### TASK BRIEF
Convert every line of the entry below into a Markdown table with two columns, Row and Entry line, where Row is a running number and Entry line holds that line. Leave out any blank lines.

#####

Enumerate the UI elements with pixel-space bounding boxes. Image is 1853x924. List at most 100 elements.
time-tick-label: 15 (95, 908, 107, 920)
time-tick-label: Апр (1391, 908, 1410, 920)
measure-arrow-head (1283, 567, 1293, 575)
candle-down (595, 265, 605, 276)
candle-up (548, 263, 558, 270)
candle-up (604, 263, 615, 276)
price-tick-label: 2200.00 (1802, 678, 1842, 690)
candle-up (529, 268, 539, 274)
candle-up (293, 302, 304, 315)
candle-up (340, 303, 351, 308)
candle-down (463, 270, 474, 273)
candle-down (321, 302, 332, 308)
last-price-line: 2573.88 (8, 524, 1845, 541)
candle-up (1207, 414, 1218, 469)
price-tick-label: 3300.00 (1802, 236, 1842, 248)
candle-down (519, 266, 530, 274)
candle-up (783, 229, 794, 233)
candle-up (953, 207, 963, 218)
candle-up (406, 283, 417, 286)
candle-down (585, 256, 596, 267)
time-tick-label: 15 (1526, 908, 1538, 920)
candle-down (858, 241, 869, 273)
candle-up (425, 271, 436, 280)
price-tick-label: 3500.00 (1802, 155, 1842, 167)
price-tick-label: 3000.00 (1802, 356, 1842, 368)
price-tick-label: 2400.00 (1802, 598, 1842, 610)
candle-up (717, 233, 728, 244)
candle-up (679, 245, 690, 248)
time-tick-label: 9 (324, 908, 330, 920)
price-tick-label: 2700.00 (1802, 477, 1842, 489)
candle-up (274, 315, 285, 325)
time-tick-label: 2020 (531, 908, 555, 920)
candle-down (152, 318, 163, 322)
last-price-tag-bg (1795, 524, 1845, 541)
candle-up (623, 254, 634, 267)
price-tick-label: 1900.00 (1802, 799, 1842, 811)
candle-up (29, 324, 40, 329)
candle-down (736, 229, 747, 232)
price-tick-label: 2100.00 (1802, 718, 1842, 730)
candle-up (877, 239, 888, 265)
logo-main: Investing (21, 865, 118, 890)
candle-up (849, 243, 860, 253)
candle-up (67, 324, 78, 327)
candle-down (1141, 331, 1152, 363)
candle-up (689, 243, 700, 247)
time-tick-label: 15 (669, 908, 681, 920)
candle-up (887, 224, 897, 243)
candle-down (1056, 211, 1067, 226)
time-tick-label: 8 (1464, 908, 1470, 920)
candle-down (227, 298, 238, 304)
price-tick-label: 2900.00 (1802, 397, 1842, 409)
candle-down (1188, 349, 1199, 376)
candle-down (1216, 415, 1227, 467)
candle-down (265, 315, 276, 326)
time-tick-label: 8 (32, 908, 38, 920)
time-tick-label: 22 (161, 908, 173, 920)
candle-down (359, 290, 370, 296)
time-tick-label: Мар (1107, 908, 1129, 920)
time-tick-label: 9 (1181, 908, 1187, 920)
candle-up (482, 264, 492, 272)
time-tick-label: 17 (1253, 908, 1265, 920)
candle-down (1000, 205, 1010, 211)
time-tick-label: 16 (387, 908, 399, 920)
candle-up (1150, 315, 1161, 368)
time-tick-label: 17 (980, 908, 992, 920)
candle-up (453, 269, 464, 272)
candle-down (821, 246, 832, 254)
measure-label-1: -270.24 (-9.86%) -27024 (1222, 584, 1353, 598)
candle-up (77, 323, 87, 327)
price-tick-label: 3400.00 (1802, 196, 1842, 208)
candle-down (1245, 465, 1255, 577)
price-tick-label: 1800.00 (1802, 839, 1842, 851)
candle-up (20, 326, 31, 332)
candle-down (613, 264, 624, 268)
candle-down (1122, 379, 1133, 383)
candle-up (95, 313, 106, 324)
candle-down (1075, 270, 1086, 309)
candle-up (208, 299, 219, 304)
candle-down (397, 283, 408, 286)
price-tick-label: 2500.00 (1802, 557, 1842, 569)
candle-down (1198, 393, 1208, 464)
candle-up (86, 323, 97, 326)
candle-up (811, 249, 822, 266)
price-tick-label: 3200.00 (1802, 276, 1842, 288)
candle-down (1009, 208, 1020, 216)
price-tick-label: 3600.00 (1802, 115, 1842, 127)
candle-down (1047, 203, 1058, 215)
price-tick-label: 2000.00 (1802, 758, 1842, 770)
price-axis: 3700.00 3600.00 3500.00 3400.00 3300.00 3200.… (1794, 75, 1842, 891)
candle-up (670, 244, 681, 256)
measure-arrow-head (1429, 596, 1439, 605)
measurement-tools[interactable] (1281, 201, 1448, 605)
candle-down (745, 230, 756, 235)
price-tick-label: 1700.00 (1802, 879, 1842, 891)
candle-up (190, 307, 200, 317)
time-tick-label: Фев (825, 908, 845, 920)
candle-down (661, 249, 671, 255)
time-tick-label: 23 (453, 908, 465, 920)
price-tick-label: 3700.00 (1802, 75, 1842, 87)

#####

### FINISHED EXERCISE
| Row | Entry line |
|---|---|
| 1 | Enumerate the UI elements with pixel-space bounding boxes. Image is 1853x924. List at most 100 elements. |
| 2 | time-tick-label: 15 (95, 908, 107, 920) |
| 3 | time-tick-label: Апр (1391, 908, 1410, 920) |
| 4 | measure-arrow-head (1283, 567, 1293, 575) |
| 5 | candle-down (595, 265, 605, 276) |
| 6 | candle-up (548, 263, 558, 270) |
| 7 | candle-up (604, 263, 615, 276) |
| 8 | price-tick-label: 2200.00 (1802, 678, 1842, 690) |
| 9 | candle-up (529, 268, 539, 274) |
| 10 | candle-up (293, 302, 304, 315) |
| 11 | candle-up (340, 303, 351, 308) |
| 12 | candle-down (463, 270, 474, 273) |
| 13 | candle-down (321, 302, 332, 308) |
| 14 | last-price-line: 2573.88 (8, 524, 1845, 541) |
| 15 | candle-up (1207, 414, 1218, 469) |
| 16 | price-tick-label: 3300.00 (1802, 236, 1842, 248) |
| 17 | candle-down (519, 266, 530, 274) |
| 18 | candle-up (783, 229, 794, 233) |
| 19 | candle-up (953, 207, 963, 218) |
| 20 | candle-up (406, 283, 417, 286) |
| 21 | candle-down (585, 256, 596, 267) |
| 22 | time-tick-label: 15 (1526, 908, 1538, 920) |
| 23 | candle-down (858, 241, 869, 273) |
| 24 | candle-up (425, 271, 436, 280) |
| 25 | price-tick-label: 3500.00 (1802, 155, 1842, 167) |
| 26 | price-tick-label: 3000.00 (1802, 356, 1842, 368) |
| 27 | price-tick-label: 2400.00 (1802, 598, 1842, 610) |
| 28 | candle-up (717, 233, 728, 244) |
| 29 | candle-up (679, 245, 690, 248) |
| 30 | time-tick-label: 9 (324, 908, 330, 920) |
| 31 | price-tick-label: 2700.00 (1802, 477, 1842, 489) |
| 32 | candle-up (274, 315, 285, 325) |
| 33 | time-tick-label: 2020 (531, 908, 555, 920) |
| 34 | candle-down (152, 318, 163, 322) |
| 35 | last-price-tag-bg (1795, 524, 1845, 541) |
| 36 | candle-up (623, 254, 634, 267) |
| 37 | price-tick-label: 1900.00 (1802, 799, 1842, 811) |
| 38 | candle-up (29, 324, 40, 329) |
| 39 | candle-down (736, 229, 747, 232) |
| 40 | price-tick-label: 2100.00 (1802, 718, 1842, 730) |
| 41 | candle-up (877, 239, 888, 265) |
| 42 | logo-main: Investing (21, 865, 118, 890) |
| 43 | candle-up (849, 243, 860, 253) |
| 44 | candle-up (67, 324, 78, 327) |
| 45 | candle-down (1141, 331, 1152, 363) |
| 46 | candle-up (689, 243, 700, 247) |
| 47 | time-tick-label: 15 (669, 908, 681, 920) |
| 48 | candle-up (887, 224, 897, 243) |
| 49 | candle-down (1056, 211, 1067, 226) |
| 50 | time-tick-label: 8 (1464, 908, 1470, 920) |
| 51 | candle-down (227, 298, 238, 304) |
| 52 | price-tick-label: 2900.00 (1802, 397, 1842, 409) |
| 53 | candle-down (1188, 349, 1199, 376) |
| 54 | candle-down (1216, 415, 1227, 467) |
| 55 | candle-down (265, 315, 276, 326) |
| 56 | time-tick-label: 8 (32, 908, 38, 920) |
| 57 | time-tick-label: 22 (161, 908, 173, 920) |
| 58 | candle-down (359, 290, 370, 296) |
| 59 | time-tick-label: Мар (1107, 908, 1129, 920) |
| 60 | time-tick-label: 9 (1181, 908, 1187, 920) |
| 61 | candle-up (482, 264, 492, 272) |
| 62 | time-tick-label: 17 (1253, 908, 1265, 920) |
| 63 | candle-down (1000, 205, 1010, 211) |
| 64 | time-tick-label: 16 (387, 908, 399, 920) |
| 65 | candle-up (1150, 315, 1161, 368) |
| 66 | time-tick-label: 17 (980, 908, 992, 920) |
| 67 | candle-up (453, 269, 464, 272) |
| 68 | candle-down (821, 246, 832, 254) |
| 69 | measure-label-1: -270.24 (-9.86%) -27024 (1222, 584, 1353, 598) |
| 70 | candle-up (77, 323, 87, 327) |
| 71 | price-tick-label: 3400.00 (1802, 196, 1842, 208) |
| 72 | candle-down (1245, 465, 1255, 577) |
| 73 | price-tick-label: 1800.00 (1802, 839, 1842, 851) |
| 74 | candle-up (20, 326, 31, 332) |
| 75 | candle-down (613, 264, 624, 268) |
| 76 | candle-down (1122, 379, 1133, 383) |
| 77 | candle-up (95, 313, 106, 324) |
| 78 | candle-down (1075, 270, 1086, 309) |
| 79 | candle-up (208, 299, 219, 304) |
| 80 | candle-down (397, 283, 408, 286) |
| 81 | price-tick-label: 2500.00 (1802, 557, 1842, 569) |
| 82 | candle-down (1198, 393, 1208, 464) |
| 83 | candle-up (86, 323, 97, 326) |
| 84 | candle-up (811, 249, 822, 266) |
| 85 | price-tick-label: 3200.00 (1802, 276, 1842, 288) |
| 86 | candle-down (1009, 208, 1020, 216) |
| 87 | price-tick-label: 3600.00 (1802, 115, 1842, 127) |
| 88 | candle-down (1047, 203, 1058, 215) |
| 89 | price-tick-label: 2000.00 (1802, 758, 1842, 770) |
| 90 | price-axis: 3700.00 3600.00 3500.00 3400.00 3300.00 3200.… (1794, 75, 1842, 891) |
| 91 | candle-up (670, 244, 681, 256) |
| 92 | measure-arrow-head (1429, 596, 1439, 605) |
| 93 | measurement-tools[interactable] (1281, 201, 1448, 605) |
| 94 | candle-down (745, 230, 756, 235) |
| 95 | price-tick-label: 1700.00 (1802, 879, 1842, 891) |
| 96 | candle-up (190, 307, 200, 317) |
| 97 | time-tick-label: Фев (825, 908, 845, 920) |
| 98 | candle-down (661, 249, 671, 255) |
| 99 | time-tick-label: 23 (453, 908, 465, 920) |
| 100 | price-tick-label: 3700.00 (1802, 75, 1842, 87) |